• _TASK DIRECTIONS_
Count lines, not occurrences: give the number of lines holding the word "this", and nothing besides.

• _Chart and figure data_

+-------+

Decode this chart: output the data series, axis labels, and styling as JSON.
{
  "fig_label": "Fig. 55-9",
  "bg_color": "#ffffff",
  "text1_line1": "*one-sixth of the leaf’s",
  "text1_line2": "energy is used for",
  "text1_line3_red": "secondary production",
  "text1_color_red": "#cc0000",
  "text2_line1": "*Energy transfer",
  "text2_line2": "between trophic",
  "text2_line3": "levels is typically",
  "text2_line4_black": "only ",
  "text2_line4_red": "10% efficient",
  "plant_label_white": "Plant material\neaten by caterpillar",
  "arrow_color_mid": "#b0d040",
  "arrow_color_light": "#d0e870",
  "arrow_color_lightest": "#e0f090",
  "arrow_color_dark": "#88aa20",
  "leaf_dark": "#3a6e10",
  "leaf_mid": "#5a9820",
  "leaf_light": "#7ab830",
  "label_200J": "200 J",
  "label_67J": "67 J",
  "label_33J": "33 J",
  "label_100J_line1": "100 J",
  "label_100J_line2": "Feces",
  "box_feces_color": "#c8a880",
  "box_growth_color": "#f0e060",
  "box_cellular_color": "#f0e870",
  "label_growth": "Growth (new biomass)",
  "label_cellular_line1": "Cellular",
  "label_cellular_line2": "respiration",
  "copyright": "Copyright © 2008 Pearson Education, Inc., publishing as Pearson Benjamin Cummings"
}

+-------+

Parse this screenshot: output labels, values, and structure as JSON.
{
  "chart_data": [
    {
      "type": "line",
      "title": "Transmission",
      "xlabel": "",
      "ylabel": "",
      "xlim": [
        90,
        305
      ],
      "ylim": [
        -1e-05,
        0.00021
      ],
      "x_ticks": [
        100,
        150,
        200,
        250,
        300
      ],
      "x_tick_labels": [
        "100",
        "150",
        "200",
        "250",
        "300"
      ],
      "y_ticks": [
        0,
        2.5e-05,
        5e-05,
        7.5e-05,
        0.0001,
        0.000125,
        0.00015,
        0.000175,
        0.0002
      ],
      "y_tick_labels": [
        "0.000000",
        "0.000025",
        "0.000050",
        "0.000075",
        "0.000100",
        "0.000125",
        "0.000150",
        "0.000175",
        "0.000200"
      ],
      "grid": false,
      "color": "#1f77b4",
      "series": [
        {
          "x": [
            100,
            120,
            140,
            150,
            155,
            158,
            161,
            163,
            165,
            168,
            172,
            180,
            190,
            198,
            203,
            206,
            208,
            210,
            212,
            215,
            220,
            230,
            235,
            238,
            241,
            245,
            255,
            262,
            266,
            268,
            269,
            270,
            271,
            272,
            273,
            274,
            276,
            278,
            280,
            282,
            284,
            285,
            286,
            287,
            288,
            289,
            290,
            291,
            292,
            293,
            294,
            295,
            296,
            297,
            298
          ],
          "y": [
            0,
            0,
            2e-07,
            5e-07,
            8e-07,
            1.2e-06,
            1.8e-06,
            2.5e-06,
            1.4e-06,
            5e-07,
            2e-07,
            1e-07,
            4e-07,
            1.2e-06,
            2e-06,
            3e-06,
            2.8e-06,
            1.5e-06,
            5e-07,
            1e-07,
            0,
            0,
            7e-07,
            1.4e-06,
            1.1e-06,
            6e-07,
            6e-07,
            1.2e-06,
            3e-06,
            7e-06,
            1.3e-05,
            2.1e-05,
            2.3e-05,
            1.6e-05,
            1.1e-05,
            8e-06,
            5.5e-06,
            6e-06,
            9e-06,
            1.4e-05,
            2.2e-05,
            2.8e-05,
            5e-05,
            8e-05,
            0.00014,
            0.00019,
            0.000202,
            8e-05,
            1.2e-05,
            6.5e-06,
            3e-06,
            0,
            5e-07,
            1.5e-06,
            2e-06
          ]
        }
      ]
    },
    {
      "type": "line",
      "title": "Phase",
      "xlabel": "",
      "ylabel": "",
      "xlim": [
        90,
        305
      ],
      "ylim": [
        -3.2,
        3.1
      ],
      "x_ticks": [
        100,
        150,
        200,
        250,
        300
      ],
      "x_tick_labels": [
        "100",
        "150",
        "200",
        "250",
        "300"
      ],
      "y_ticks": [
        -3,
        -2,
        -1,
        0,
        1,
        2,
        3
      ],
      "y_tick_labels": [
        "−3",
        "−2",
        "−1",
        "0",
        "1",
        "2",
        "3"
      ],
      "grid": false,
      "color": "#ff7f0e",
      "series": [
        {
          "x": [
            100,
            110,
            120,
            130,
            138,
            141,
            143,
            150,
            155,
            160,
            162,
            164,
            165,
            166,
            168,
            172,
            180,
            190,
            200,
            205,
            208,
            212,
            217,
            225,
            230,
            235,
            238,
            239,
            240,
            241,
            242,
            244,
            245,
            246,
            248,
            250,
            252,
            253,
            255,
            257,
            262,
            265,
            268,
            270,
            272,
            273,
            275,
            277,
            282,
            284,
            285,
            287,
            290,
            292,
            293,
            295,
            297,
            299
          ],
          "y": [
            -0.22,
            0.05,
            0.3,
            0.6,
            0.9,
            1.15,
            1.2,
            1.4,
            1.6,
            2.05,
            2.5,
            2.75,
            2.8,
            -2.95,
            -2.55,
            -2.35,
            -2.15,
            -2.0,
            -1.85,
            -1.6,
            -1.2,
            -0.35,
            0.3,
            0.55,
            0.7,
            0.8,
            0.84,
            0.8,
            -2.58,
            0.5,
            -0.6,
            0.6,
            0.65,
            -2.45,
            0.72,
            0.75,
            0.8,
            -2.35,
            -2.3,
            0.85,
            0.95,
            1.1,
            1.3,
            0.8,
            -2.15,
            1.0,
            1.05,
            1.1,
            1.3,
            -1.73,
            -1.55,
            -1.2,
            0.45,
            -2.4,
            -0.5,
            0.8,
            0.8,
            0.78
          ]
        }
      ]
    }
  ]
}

+-------+

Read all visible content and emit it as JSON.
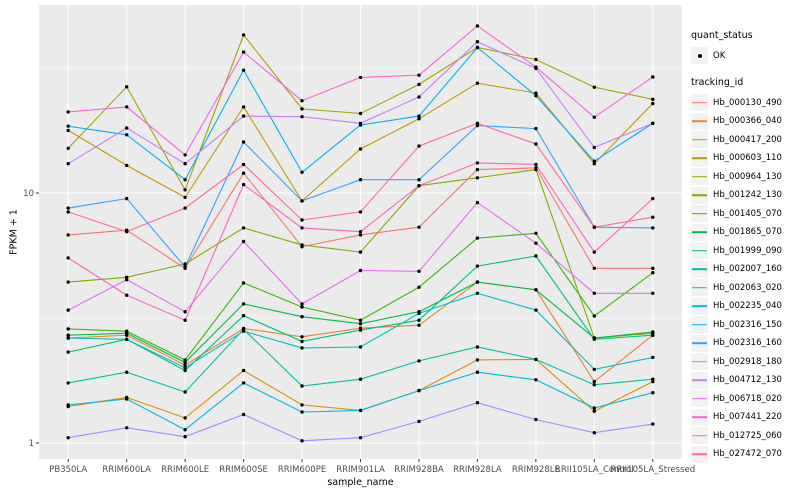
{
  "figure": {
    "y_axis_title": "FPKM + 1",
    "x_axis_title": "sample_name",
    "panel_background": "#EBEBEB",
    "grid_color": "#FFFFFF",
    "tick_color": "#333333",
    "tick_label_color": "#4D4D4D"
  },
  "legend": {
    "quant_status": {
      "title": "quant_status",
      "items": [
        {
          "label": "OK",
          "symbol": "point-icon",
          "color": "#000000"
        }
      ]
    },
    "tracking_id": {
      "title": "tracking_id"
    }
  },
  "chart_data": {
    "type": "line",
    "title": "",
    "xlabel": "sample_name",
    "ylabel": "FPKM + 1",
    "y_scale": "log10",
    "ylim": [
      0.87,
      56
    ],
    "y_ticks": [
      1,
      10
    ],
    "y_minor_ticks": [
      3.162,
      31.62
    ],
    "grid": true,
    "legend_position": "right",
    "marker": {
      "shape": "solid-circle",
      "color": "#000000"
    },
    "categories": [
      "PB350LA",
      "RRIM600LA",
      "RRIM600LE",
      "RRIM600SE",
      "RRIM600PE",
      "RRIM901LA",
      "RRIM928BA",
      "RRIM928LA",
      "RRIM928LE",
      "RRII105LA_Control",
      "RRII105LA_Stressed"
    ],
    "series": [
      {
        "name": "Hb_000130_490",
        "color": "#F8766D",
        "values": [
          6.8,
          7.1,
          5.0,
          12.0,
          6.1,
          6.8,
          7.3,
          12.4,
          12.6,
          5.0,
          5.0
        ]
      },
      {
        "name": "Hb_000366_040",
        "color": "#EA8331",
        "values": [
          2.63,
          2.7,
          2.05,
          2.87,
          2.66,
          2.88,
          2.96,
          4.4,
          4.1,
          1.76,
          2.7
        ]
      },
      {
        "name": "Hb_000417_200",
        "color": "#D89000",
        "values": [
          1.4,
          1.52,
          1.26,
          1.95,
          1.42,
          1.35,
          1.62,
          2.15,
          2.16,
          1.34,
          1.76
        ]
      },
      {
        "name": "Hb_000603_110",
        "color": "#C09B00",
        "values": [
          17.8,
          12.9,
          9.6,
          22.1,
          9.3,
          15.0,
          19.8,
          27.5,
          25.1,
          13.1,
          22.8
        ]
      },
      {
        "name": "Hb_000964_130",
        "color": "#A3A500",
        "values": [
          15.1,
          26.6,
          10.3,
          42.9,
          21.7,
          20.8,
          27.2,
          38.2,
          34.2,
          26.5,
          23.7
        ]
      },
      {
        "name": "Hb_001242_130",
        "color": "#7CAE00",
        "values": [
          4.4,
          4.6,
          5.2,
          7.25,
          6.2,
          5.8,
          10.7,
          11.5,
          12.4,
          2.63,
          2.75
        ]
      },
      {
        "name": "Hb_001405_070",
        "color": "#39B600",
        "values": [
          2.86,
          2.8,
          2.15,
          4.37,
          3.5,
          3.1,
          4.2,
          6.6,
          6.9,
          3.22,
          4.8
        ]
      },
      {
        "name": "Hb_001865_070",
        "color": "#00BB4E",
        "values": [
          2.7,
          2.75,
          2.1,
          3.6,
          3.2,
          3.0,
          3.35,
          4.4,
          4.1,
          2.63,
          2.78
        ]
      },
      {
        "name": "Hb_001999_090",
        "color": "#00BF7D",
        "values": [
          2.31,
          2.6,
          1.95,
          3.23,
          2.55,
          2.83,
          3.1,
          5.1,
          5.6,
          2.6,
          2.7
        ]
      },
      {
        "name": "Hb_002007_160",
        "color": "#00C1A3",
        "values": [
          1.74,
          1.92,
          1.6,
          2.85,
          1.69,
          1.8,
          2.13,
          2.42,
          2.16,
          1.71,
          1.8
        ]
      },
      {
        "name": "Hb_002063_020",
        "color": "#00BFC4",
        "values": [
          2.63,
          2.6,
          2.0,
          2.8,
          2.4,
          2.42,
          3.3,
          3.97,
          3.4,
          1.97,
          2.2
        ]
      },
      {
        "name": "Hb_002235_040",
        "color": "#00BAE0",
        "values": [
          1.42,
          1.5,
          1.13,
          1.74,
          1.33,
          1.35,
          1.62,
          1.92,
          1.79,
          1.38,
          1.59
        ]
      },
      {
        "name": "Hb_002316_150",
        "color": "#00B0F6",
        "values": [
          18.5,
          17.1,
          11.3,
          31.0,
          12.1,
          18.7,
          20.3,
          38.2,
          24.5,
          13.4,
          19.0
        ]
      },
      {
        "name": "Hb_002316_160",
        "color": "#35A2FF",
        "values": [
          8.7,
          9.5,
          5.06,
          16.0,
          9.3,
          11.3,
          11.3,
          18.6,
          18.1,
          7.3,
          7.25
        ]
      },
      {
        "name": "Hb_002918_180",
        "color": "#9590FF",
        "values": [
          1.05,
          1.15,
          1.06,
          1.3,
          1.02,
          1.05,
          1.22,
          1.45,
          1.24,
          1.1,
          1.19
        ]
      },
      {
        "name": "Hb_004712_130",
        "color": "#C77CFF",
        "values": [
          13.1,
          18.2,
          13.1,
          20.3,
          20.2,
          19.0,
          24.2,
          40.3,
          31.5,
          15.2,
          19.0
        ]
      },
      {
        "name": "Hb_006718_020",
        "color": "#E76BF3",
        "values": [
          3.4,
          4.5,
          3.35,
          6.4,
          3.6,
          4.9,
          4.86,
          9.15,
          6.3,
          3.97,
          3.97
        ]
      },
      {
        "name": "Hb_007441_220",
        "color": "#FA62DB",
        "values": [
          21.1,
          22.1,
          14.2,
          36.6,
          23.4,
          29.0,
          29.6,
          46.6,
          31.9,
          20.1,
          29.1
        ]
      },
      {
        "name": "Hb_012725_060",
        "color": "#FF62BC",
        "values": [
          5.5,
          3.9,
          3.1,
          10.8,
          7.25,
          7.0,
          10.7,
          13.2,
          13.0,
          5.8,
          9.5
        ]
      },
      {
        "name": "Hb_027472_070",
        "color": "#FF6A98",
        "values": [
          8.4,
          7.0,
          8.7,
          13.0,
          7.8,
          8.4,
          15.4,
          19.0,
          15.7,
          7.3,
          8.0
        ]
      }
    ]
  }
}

+-------+

• _COMPLETED EXERCISE_
2